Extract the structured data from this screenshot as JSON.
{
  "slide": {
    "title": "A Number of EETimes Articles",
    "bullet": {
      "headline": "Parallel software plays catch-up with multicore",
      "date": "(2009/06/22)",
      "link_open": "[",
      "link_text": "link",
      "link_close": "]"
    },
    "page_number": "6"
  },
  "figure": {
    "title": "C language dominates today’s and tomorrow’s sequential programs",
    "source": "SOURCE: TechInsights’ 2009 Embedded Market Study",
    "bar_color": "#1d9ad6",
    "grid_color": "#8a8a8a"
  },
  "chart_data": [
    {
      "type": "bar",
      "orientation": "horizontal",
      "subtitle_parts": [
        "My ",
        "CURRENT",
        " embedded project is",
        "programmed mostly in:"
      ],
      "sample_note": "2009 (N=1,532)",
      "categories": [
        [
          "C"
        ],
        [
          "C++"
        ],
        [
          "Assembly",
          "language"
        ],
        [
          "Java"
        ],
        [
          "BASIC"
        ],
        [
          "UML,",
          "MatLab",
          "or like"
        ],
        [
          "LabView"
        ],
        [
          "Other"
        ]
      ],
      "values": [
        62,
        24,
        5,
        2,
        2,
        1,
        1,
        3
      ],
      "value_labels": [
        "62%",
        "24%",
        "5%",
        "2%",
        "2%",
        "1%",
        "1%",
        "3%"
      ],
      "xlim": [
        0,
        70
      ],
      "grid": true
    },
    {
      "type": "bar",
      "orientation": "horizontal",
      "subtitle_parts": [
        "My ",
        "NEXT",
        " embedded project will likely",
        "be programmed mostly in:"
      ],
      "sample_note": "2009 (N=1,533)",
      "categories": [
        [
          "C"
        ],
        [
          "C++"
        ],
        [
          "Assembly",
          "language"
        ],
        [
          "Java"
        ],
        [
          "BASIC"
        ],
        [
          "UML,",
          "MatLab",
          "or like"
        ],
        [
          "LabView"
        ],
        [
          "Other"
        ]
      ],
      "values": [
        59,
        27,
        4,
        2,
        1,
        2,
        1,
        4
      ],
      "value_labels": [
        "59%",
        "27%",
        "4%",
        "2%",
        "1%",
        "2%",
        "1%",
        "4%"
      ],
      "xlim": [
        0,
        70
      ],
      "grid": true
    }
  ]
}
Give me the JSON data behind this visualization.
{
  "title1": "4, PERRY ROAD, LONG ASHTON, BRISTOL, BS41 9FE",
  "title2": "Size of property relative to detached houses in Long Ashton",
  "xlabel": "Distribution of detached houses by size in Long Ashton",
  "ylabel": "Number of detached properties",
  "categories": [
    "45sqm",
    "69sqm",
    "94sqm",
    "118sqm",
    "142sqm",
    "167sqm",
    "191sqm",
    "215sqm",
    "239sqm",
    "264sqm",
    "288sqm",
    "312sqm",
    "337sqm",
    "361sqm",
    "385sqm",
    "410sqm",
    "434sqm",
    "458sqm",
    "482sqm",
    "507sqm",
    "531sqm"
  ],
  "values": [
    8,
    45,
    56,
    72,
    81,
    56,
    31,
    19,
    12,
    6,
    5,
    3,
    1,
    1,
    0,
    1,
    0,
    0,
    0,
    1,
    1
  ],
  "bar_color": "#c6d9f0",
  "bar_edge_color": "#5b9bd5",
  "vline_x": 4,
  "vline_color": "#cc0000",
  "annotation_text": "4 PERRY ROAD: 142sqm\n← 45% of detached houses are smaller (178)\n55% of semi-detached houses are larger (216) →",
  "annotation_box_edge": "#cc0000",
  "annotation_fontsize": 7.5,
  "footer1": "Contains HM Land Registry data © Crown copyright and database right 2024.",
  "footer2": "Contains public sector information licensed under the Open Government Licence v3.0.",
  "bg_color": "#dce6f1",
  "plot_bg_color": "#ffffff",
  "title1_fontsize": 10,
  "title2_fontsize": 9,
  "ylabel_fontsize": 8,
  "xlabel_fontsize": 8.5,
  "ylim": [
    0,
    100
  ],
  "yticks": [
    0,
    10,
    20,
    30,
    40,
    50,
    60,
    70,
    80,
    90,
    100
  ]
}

+===+

** WHAT THIS TASK INVOLVES **
Tally every line of the data that holds the word "Contains" and write the count alone.

** SOLUTION FOR THIS EXERCISE **
2